• Given task:
Locate each line below that includes "Bills" and reproduce it.

• Input material:
◆ ◆ ◆ ◆ ◆ ◆ ◆

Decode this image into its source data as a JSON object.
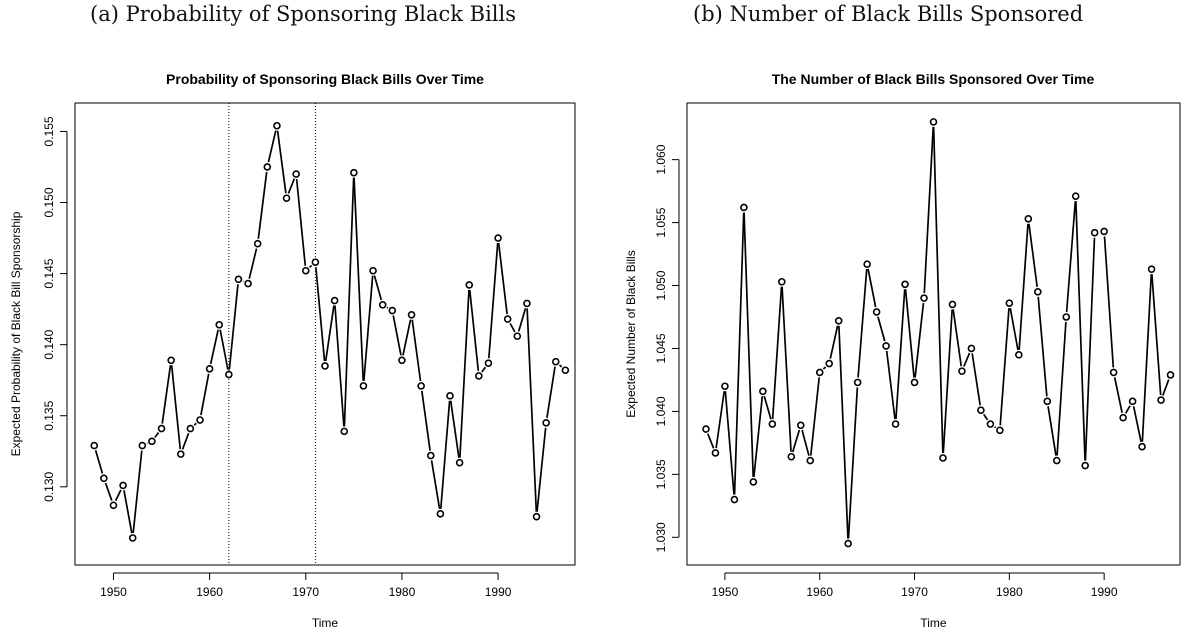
{
  "captions": {
    "a": "(a) Probability of Sponsoring Black Bills",
    "b": "(b) Number of Black Bills Sponsored"
  },
  "chart_data": [
    {
      "type": "line",
      "title": "Probability of Sponsoring Black Bills Over Time",
      "xlabel": "Time",
      "ylabel": "Expected Probability of Black Bill Sponsorship",
      "xlim": [
        1946,
        1998
      ],
      "ylim": [
        0.1245,
        0.157
      ],
      "xticks": [
        1950,
        1960,
        1970,
        1980,
        1990
      ],
      "yticks": [
        0.13,
        0.135,
        0.14,
        0.145,
        0.15,
        0.155
      ],
      "ytick_labels": [
        "0.130",
        "0.135",
        "0.140",
        "0.145",
        "0.150",
        "0.155"
      ],
      "vlines": [
        1962,
        1971
      ],
      "grid": false,
      "x": [
        1948,
        1949,
        1950,
        1951,
        1952,
        1953,
        1954,
        1955,
        1956,
        1957,
        1958,
        1959,
        1960,
        1961,
        1962,
        1963,
        1964,
        1965,
        1966,
        1967,
        1968,
        1969,
        1970,
        1971,
        1972,
        1973,
        1974,
        1975,
        1976,
        1977,
        1978,
        1979,
        1980,
        1981,
        1982,
        1983,
        1984,
        1985,
        1986,
        1987,
        1988,
        1989,
        1990,
        1991,
        1992,
        1993,
        1994,
        1995,
        1996,
        1997
      ],
      "y": [
        0.1329,
        0.1306,
        0.1287,
        0.1301,
        0.1264,
        0.1329,
        0.1332,
        0.1341,
        0.1389,
        0.1323,
        0.1341,
        0.1347,
        0.1383,
        0.1414,
        0.1379,
        0.1446,
        0.1443,
        0.1471,
        0.1525,
        0.1554,
        0.1503,
        0.152,
        0.1452,
        0.1458,
        0.1385,
        0.1431,
        0.1339,
        0.1521,
        0.1371,
        0.1452,
        0.1428,
        0.1424,
        0.1389,
        0.1421,
        0.1371,
        0.1322,
        0.1281,
        0.1364,
        0.1317,
        0.1442,
        0.1378,
        0.1387,
        0.1475,
        0.1418,
        0.1406,
        0.1429,
        0.1279,
        0.1345,
        0.1388,
        0.1382
      ]
    },
    {
      "type": "line",
      "title": "The Number of Black Bills Sponsored Over Time",
      "xlabel": "Time",
      "ylabel": "Expected Number of Black Bills",
      "xlim": [
        1946,
        1998
      ],
      "ylim": [
        1.0278,
        1.0645
      ],
      "xticks": [
        1950,
        1960,
        1970,
        1980,
        1990
      ],
      "yticks": [
        1.03,
        1.035,
        1.04,
        1.045,
        1.05,
        1.055,
        1.06
      ],
      "ytick_labels": [
        "1.030",
        "1.035",
        "1.040",
        "1.045",
        "1.050",
        "1.055",
        "1.060"
      ],
      "grid": false,
      "x": [
        1948,
        1949,
        1950,
        1951,
        1952,
        1953,
        1954,
        1955,
        1956,
        1957,
        1958,
        1959,
        1960,
        1961,
        1962,
        1963,
        1964,
        1965,
        1966,
        1967,
        1968,
        1969,
        1970,
        1971,
        1972,
        1973,
        1974,
        1975,
        1976,
        1977,
        1978,
        1979,
        1980,
        1981,
        1982,
        1983,
        1984,
        1985,
        1986,
        1987,
        1988,
        1989,
        1990,
        1991,
        1992,
        1993,
        1994,
        1995,
        1996,
        1997
      ],
      "y": [
        1.0386,
        1.0367,
        1.042,
        1.033,
        1.0562,
        1.0344,
        1.0416,
        1.039,
        1.0503,
        1.0364,
        1.0389,
        1.0361,
        1.0431,
        1.0438,
        1.0472,
        1.0295,
        1.0423,
        1.0517,
        1.0479,
        1.0452,
        1.039,
        1.0501,
        1.0423,
        1.049,
        1.063,
        1.0363,
        1.0485,
        1.0432,
        1.045,
        1.0401,
        1.039,
        1.0385,
        1.0486,
        1.0445,
        1.0553,
        1.0495,
        1.0408,
        1.0361,
        1.0475,
        1.0571,
        1.0357,
        1.0542,
        1.0543,
        1.0431,
        1.0395,
        1.0408,
        1.0372,
        1.0513,
        1.0409,
        1.0429
      ]
    }
  ]
}
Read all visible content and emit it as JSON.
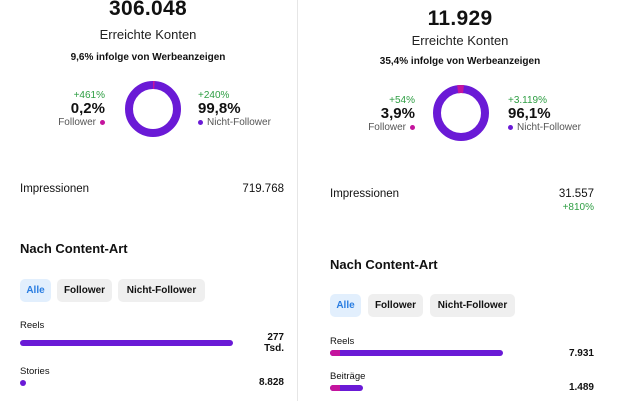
{
  "left": {
    "reach_value": "306.048",
    "reach_label": "Erreichte Konten",
    "ads_text": "9,6% infolge von Werbeanzeigen",
    "follower": {
      "delta": "+461%",
      "percent": "0,2%",
      "label": "Follower",
      "fraction": 0.002
    },
    "non_follower": {
      "delta": "+240%",
      "percent": "99,8%",
      "label": "Nicht-Follower",
      "fraction": 0.998
    },
    "impressions": {
      "label": "Impressionen",
      "value": "719.768"
    },
    "content_title": "Nach Content-Art",
    "chips": [
      "Alle",
      "Follower",
      "Nicht-Follower"
    ],
    "bars": [
      {
        "label": "Reels",
        "value_line1": "277",
        "value_line2": "Tsd.",
        "fraction": 1.0,
        "follower_fraction": 0.0
      },
      {
        "label": "Stories",
        "value_line1": "8.828",
        "value_line2": "",
        "fraction": 0.03,
        "follower_fraction": 0.0
      }
    ]
  },
  "right": {
    "reach_value": "11.929",
    "reach_label": "Erreichte Konten",
    "ads_text": "35,4% infolge von Werbeanzeigen",
    "follower": {
      "delta": "+54%",
      "percent": "3,9%",
      "label": "Follower",
      "fraction": 0.039
    },
    "non_follower": {
      "delta": "+3.119%",
      "percent": "96,1%",
      "label": "Nicht-Follower",
      "fraction": 0.961
    },
    "impressions": {
      "label": "Impressionen",
      "value": "31.557",
      "delta": "+810%"
    },
    "content_title": "Nach Content-Art",
    "chips": [
      "Alle",
      "Follower",
      "Nicht-Follower"
    ],
    "bars": [
      {
        "label": "Reels",
        "value_line1": "7.931",
        "value_line2": "",
        "fraction": 1.0,
        "follower_fraction": 0.06
      },
      {
        "label": "Beiträge",
        "value_line1": "1.489",
        "value_line2": "",
        "fraction": 0.19,
        "follower_fraction": 0.3
      }
    ]
  },
  "colors": {
    "follower": "#c4149d",
    "non_follower": "#6a1ad6",
    "positive": "#2e9e43",
    "chip_active_text": "#2a7de1"
  }
}
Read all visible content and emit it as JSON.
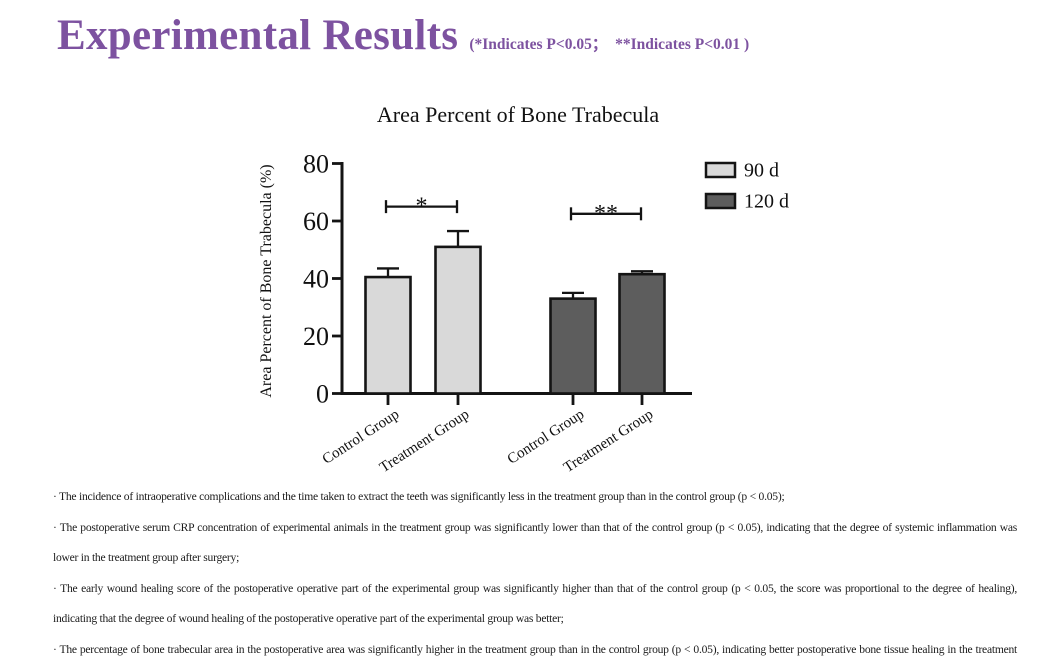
{
  "slide": {
    "title": "Experimental Results",
    "subtitle": "(*Indicates P<0.05；  **Indicates P<0.01 )",
    "accent_color": "#7d52a0"
  },
  "chart_data": {
    "type": "bar",
    "title": "Area Percent of Bone Trabecula",
    "xlabel": "",
    "ylabel": "Area Percent of Bone Trabecula (%)",
    "ylim": [
      0,
      80
    ],
    "yticks": [
      0,
      20,
      40,
      60,
      80
    ],
    "grid": false,
    "legend_position": "upper right",
    "categories": [
      "Control Group",
      "Treatment Group",
      "Control Group",
      "Treatment Group"
    ],
    "series": [
      {
        "name": "90 d",
        "color": "#d9d9d9"
      },
      {
        "name": "120 d",
        "color": "#5d5d5d"
      }
    ],
    "bars": [
      {
        "category": "Control Group",
        "series": "90 d",
        "value": 40.5,
        "error": 3.0
      },
      {
        "category": "Treatment Group",
        "series": "90 d",
        "value": 51.0,
        "error": 5.5
      },
      {
        "category": "Control Group",
        "series": "120 d",
        "value": 33.0,
        "error": 2.0
      },
      {
        "category": "Treatment Group",
        "series": "120 d",
        "value": 41.5,
        "error": 1.0
      }
    ],
    "annotations": [
      {
        "type": "significance",
        "label": "*",
        "between": [
          0,
          1
        ],
        "y": 65.0
      },
      {
        "type": "significance",
        "label": "**",
        "between": [
          2,
          3
        ],
        "y": 62.5
      }
    ]
  },
  "notes": {
    "items": [
      "· The incidence of intraoperative complications and the time taken to extract the teeth was significantly less in the treatment group than in the control group (p < 0.05);",
      "· The postoperative serum CRP concentration of experimental animals in the treatment group was significantly lower than that of the control group (p < 0.05), indicating that the degree of systemic inflammation was lower in the treatment group after surgery;",
      "· The early wound healing score of the postoperative operative part of the experimental group was significantly higher than that of the control group (p < 0.05, the score was proportional to the degree of healing), indicating that the degree of wound healing of the postoperative operative part of the experimental group was better;",
      "· The percentage of bone trabecular area in the postoperative area was significantly higher in the treatment group than in the control group (p < 0.05), indicating better postoperative bone tissue healing in the treatment group;"
    ]
  }
}
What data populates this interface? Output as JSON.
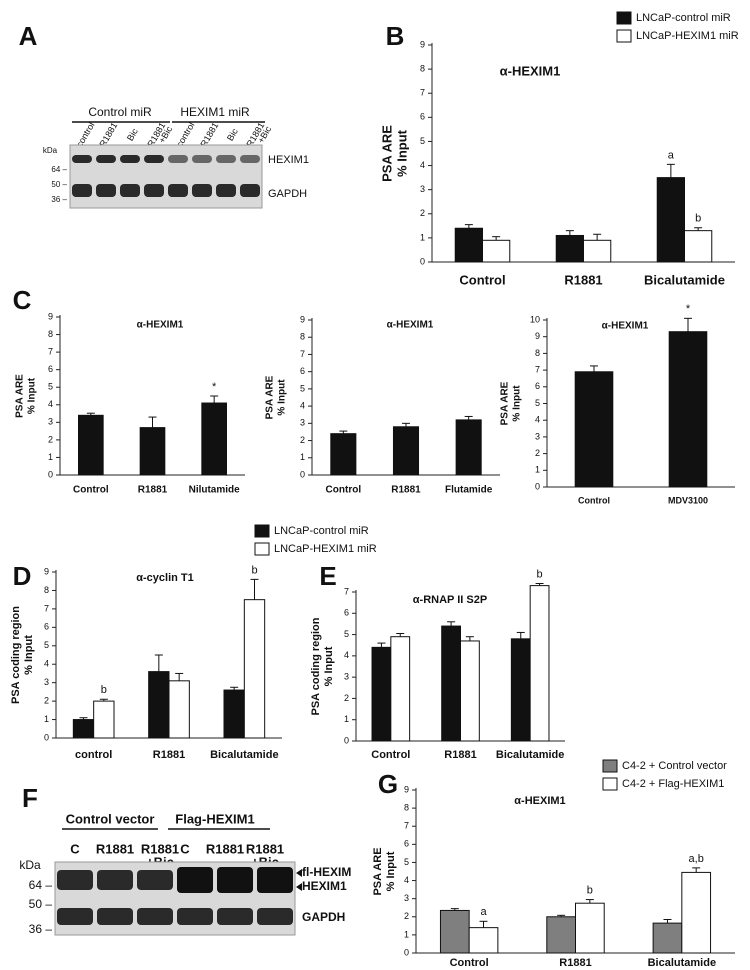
{
  "chart_data": [
    {
      "type": "bar",
      "panel": "B",
      "title": "α-HEXIM1",
      "ylabel": [
        "PSA ARE",
        "% Input"
      ],
      "categories": [
        "Control",
        "R1881",
        "Bicalutamide"
      ],
      "ylim": [
        0,
        9
      ],
      "yticks": [
        0,
        1,
        2,
        3,
        4,
        5,
        6,
        7,
        8,
        9
      ],
      "legend": "top-right",
      "series": [
        {
          "name": "LNCaP-control miR",
          "color": "#111111",
          "values": [
            1.4,
            1.1,
            3.5
          ],
          "errors": [
            0.15,
            0.2,
            0.55
          ]
        },
        {
          "name": "LNCaP-HEXIM1 miR",
          "color": "#ffffff",
          "values": [
            0.9,
            0.9,
            1.3
          ],
          "errors": [
            0.15,
            0.25,
            0.12
          ]
        }
      ],
      "annotations": [
        {
          "text": "a",
          "category": "Bicalutamide",
          "series": "LNCaP-control miR"
        },
        {
          "text": "b",
          "category": "Bicalutamide",
          "series": "LNCaP-HEXIM1 miR"
        }
      ]
    },
    {
      "type": "bar",
      "panel": "C",
      "title": "α-HEXIM1",
      "ylabel": [
        "PSA ARE",
        "% Input"
      ],
      "categories": [
        "Control",
        "R1881",
        "Nilutamide"
      ],
      "ylim": [
        0,
        9
      ],
      "yticks": [
        0,
        1,
        2,
        3,
        4,
        5,
        6,
        7,
        8,
        9
      ],
      "color": "#111111",
      "values": [
        3.4,
        2.7,
        4.1
      ],
      "errors": [
        0.12,
        0.6,
        0.4
      ],
      "annotations": [
        {
          "text": "*",
          "category": "Nilutamide"
        }
      ]
    },
    {
      "type": "bar",
      "title": "α-HEXIM1",
      "ylabel": [
        "PSA ARE",
        "% Input"
      ],
      "categories": [
        "Control",
        "R1881",
        "Flutamide"
      ],
      "ylim": [
        0,
        9
      ],
      "yticks": [
        0,
        1,
        2,
        3,
        4,
        5,
        6,
        7,
        8,
        9
      ],
      "color": "#111111",
      "values": [
        2.4,
        2.8,
        3.2
      ],
      "errors": [
        0.15,
        0.2,
        0.2
      ]
    },
    {
      "type": "bar",
      "title": "α-HEXIM1",
      "ylabel": [
        "PSA ARE",
        "% Input"
      ],
      "categories": [
        "Control",
        "MDV3100"
      ],
      "ylim": [
        0,
        10
      ],
      "yticks": [
        0,
        1,
        2,
        3,
        4,
        5,
        6,
        7,
        8,
        9,
        10
      ],
      "color": "#111111",
      "values": [
        6.9,
        9.3
      ],
      "errors": [
        0.35,
        0.8
      ],
      "annotations": [
        {
          "text": "*",
          "category": "MDV3100"
        }
      ]
    },
    {
      "type": "bar",
      "panel": "D",
      "title": "α-cyclin T1",
      "ylabel": [
        "PSA coding region",
        "% Input"
      ],
      "categories": [
        "control",
        "R1881",
        "Bicalutamide"
      ],
      "ylim": [
        0,
        9
      ],
      "yticks": [
        0,
        1,
        2,
        3,
        4,
        5,
        6,
        7,
        8,
        9
      ],
      "legend": "top",
      "series": [
        {
          "name": "LNCaP-control miR",
          "color": "#111111",
          "values": [
            1.0,
            3.6,
            2.6
          ],
          "errors": [
            0.1,
            0.9,
            0.15
          ]
        },
        {
          "name": "LNCaP-HEXIM1 miR",
          "color": "#ffffff",
          "values": [
            2.0,
            3.1,
            7.5
          ],
          "errors": [
            0.1,
            0.4,
            1.1
          ]
        }
      ],
      "annotations": [
        {
          "text": "b",
          "category": "control",
          "series": "LNCaP-HEXIM1 miR"
        },
        {
          "text": "b",
          "category": "Bicalutamide",
          "series": "LNCaP-HEXIM1 miR"
        }
      ]
    },
    {
      "type": "bar",
      "panel": "E",
      "title": "α-RNAP II S2P",
      "ylabel": [
        "PSA coding region",
        "% Input"
      ],
      "categories": [
        "Control",
        "R1881",
        "Bicalutamide"
      ],
      "ylim": [
        0,
        7
      ],
      "yticks": [
        0,
        1,
        2,
        3,
        4,
        5,
        6,
        7
      ],
      "series": [
        {
          "color": "#111111",
          "values": [
            4.4,
            5.4,
            4.8
          ],
          "errors": [
            0.2,
            0.2,
            0.3
          ]
        },
        {
          "color": "#ffffff",
          "values": [
            4.9,
            4.7,
            7.3
          ],
          "errors": [
            0.15,
            0.2,
            0.1
          ]
        }
      ],
      "annotations": [
        {
          "text": "b",
          "category": "Bicalutamide",
          "series": 1
        }
      ]
    },
    {
      "type": "bar",
      "panel": "G",
      "title": "α-HEXIM1",
      "ylabel": [
        "PSA ARE",
        "% Input"
      ],
      "categories": [
        "Control",
        "R1881",
        "Bicalutamide"
      ],
      "ylim": [
        0,
        9
      ],
      "yticks": [
        0,
        1,
        2,
        3,
        4,
        5,
        6,
        7,
        8,
        9
      ],
      "legend": "top-right",
      "series": [
        {
          "name": "C4-2 + Control vector",
          "color": "#7f7f7f",
          "values": [
            2.35,
            2.0,
            1.65
          ],
          "errors": [
            0.1,
            0.08,
            0.2
          ]
        },
        {
          "name": "C4-2 + Flag-HEXIM1",
          "color": "#ffffff",
          "values": [
            1.4,
            2.75,
            4.45
          ],
          "errors": [
            0.35,
            0.2,
            0.25
          ]
        }
      ],
      "annotations": [
        {
          "text": "a",
          "category": "Control",
          "series": "C4-2 + Flag-HEXIM1"
        },
        {
          "text": "b",
          "category": "R1881",
          "series": "C4-2 + Flag-HEXIM1"
        },
        {
          "text": "a,b",
          "category": "Bicalutamide",
          "series": "C4-2 + Flag-HEXIM1"
        }
      ]
    }
  ],
  "blots": [
    {
      "panel": "A",
      "groups": [
        "Control miR",
        "HEXIM1 miR"
      ],
      "lanes": [
        [
          "control"
        ],
        [
          "R1881"
        ],
        [
          "Bic"
        ],
        [
          "R1881",
          "+Bic"
        ],
        [
          "control"
        ],
        [
          "R1881"
        ],
        [
          "Bic"
        ],
        [
          "R1881",
          "+Bic"
        ]
      ],
      "kda": "kDa",
      "markers": [
        "64 –",
        "50 –",
        "36 –"
      ],
      "bands": [
        "HEXIM1",
        "GAPDH"
      ]
    },
    {
      "panel": "F",
      "groups": [
        "Control vector",
        "Flag-HEXIM1"
      ],
      "lanes": [
        [
          "C"
        ],
        [
          "R1881"
        ],
        [
          "R1881",
          "+Bic"
        ],
        [
          "C"
        ],
        [
          "R1881"
        ],
        [
          "R1881",
          "+Bic"
        ]
      ],
      "kda": "kDa",
      "markers": [
        "64 –",
        "50 –",
        "36 –"
      ],
      "bands": [
        "fl-HEXIM",
        "HEXIM1",
        "GAPDH"
      ]
    }
  ]
}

◆ ◆ ◆ ◆ ◆ ◆ ◆

• Correct output:
    "a": "(a) Probability of Sponsoring Black Bills",
    "b": "(b) Number of Black Bills Sponsored"
      "title": "Probability of Sponsoring Black Bills Over Time",
      "title": "The Number of Black Bills Sponsored Over Time",
      "ylabel": "Expected Number of Black Bills",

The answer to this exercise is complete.